▶ [What you have to do] All records below must be retyped exactly.

▶ [Dataset rows]
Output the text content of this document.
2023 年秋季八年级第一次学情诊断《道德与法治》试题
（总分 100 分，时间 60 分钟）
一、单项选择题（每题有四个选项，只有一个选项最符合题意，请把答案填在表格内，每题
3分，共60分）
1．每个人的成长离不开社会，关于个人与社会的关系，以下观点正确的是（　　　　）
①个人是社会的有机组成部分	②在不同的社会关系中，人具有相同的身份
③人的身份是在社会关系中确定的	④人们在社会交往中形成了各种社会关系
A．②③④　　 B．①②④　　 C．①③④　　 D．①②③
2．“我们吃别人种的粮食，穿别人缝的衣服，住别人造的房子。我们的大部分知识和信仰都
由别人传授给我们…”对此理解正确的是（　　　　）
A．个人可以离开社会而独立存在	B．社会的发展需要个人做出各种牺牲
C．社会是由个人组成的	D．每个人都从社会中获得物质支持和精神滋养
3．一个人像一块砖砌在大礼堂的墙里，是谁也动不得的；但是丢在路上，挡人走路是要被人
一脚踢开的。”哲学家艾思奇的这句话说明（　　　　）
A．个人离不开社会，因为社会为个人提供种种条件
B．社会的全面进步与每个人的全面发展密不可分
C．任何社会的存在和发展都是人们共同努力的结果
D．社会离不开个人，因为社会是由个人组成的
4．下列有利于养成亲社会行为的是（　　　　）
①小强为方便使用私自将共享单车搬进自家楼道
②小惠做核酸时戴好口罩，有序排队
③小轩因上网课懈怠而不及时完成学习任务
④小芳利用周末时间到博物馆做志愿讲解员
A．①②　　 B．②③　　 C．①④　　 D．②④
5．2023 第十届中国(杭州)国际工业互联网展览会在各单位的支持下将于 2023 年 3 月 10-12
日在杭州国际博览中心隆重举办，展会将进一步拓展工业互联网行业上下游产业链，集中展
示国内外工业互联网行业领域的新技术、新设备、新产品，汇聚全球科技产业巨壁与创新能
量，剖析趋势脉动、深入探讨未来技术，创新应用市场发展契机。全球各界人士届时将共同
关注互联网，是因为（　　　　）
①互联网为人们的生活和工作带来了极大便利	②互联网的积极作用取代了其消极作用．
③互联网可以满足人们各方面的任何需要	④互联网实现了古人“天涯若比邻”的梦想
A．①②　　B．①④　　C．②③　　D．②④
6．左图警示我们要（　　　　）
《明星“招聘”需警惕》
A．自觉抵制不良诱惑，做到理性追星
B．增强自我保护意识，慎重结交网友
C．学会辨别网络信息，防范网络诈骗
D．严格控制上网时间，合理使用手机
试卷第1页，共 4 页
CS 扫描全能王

▶ [Expected answer]
Output the text content of this document.
2023 年秋季八年级第一次学情诊断《道德与法治》试题
（总分 100 分，时间 60 分钟）
一、单项选择题（每题有四个选项，只有一个选项最符合题意，请把答案填在表格内，每题
3分，共60分）
1．每个人的成长离不开社会，关于个人与社会的关系，以下观点正确的是（　　　　）
①个人是社会的有机组成部分	②在不同的社会关系中，人具有相同的身份
③人的身份是在社会关系中确定的	④人们在社会交往中形成了各种社会关系
A．②③④　　 B．①②④　　 C．①③④　　 D．①②③
2．“我们吃别人种的粮食，穿别人缝的衣服，住别人造的房子。我们的大部分知识和信仰都
由别人传授给我们…”对此理解正确的是（　　　　）
A．个人可以离开社会而独立存在	B．社会的发展需要个人做出各种牺牲
C．社会是由个人组成的	D．每个人都从社会中获得物质支持和精神滋养
3．一个人像一块砖砌在大礼堂的墙里，是谁也动不得的；但是丢在路上，挡人走路是要被人
一脚踢开的。”哲学家艾思奇的这句话说明（　　　　）
A．个人离不开社会，因为社会为个人提供种种条件
B．社会的全面进步与每个人的全面发展密不可分
C．任何社会的存在和发展都是人们共同努力的结果
D．社会离不开个人，因为社会是由个人组成的
4．下列有利于养成亲社会行为的是（　　　　）
①小强为方便使用私自将共享单车搬进自家楼道
②小惠做核酸时戴好口罩，有序排队
③小轩因上网课懈怠而不及时完成学习任务
④小芳利用周末时间到博物馆做志愿讲解员
A．①②　　 B．②③　　 C．①④　　 D．②④
5．2023 第十届中国(杭州)国际工业互联网展览会在各单位的支持下将于 2023 年 3 月 10-12
日在杭州国际博览中心隆重举办，展会将进一步拓展工业互联网行业上下游产业链，集中展
示国内外工业互联网行业领域的新技术、新设备、新产品，汇聚全球科技产业巨壁与创新能
量，剖析趋势脉动、深入探讨未来技术，创新应用市场发展契机。全球各界人士届时将共同
关注互联网，是因为（　　　　）
①互联网为人们的生活和工作带来了极大便利	②互联网的积极作用取代了其消极作用．
③互联网可以满足人们各方面的任何需要	④互联网实现了古人“天涯若比邻”的梦想
A．①②　　B．①④　　C．②③　　D．②④
6．左图警示我们要（　　　　）
《明星“招聘”需警惕》
A．自觉抵制不良诱惑，做到理性追星
B．增强自我保护意识，慎重结交网友
C．学会辨别网络信息，防范网络诈骗
D．严格控制上网时间，合理使用手机
试卷第1页，共 4 页
CS 扫描全能王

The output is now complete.